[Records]
>>>

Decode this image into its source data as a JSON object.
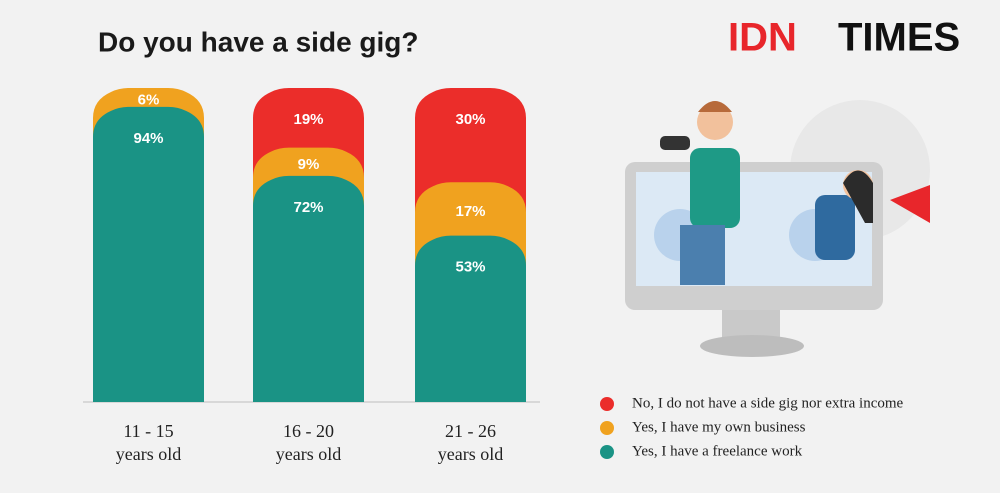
{
  "chart_data": {
    "type": "stacked-bar",
    "title": "Do you have a side gig?",
    "categories": [
      "11 - 15\nyears old",
      "16 - 20\nyears old",
      "21 - 26\nyears old"
    ],
    "series": [
      {
        "name": "No, I do not have a side gig nor extra income",
        "color": "#eb2d2a",
        "values": [
          null,
          19,
          30
        ],
        "value_labels": [
          null,
          "19%",
          "30%"
        ]
      },
      {
        "name": "Yes, I have my own business",
        "color": "#f0a21f",
        "values": [
          6,
          9,
          17
        ],
        "value_labels": [
          "6%",
          "9%",
          "17%"
        ]
      },
      {
        "name": "Yes, I have a freelance work",
        "color": "#1a9385",
        "values": [
          94,
          72,
          53
        ],
        "value_labels": [
          "94%",
          "72%",
          "53%"
        ]
      }
    ],
    "ylim": [
      0,
      100
    ]
  },
  "logo": [
    "IDN",
    "TIMES"
  ]
}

<<<

Short problem: Each record above should be copied character for character, with pictures dropped.

Response to the task:
Decode this image into its source data as a JSON object.
{
  "chart_data": {
    "type": "stacked-bar",
    "title": "Do you have a side gig?",
    "categories": [
      "11 - 15\nyears old",
      "16 - 20\nyears old",
      "21 - 26\nyears old"
    ],
    "series": [
      {
        "name": "No, I do not have a side gig nor extra income",
        "color": "#eb2d2a",
        "values": [
          null,
          19,
          30
        ],
        "value_labels": [
          null,
          "19%",
          "30%"
        ]
      },
      {
        "name": "Yes, I have my own business",
        "color": "#f0a21f",
        "values": [
          6,
          9,
          17
        ],
        "value_labels": [
          "6%",
          "9%",
          "17%"
        ]
      },
      {
        "name": "Yes, I have a freelance work",
        "color": "#1a9385",
        "values": [
          94,
          72,
          53
        ],
        "value_labels": [
          "94%",
          "72%",
          "53%"
        ]
      }
    ],
    "ylim": [
      0,
      100
    ]
  },
  "logo": [
    "IDN",
    "TIMES"
  ]
}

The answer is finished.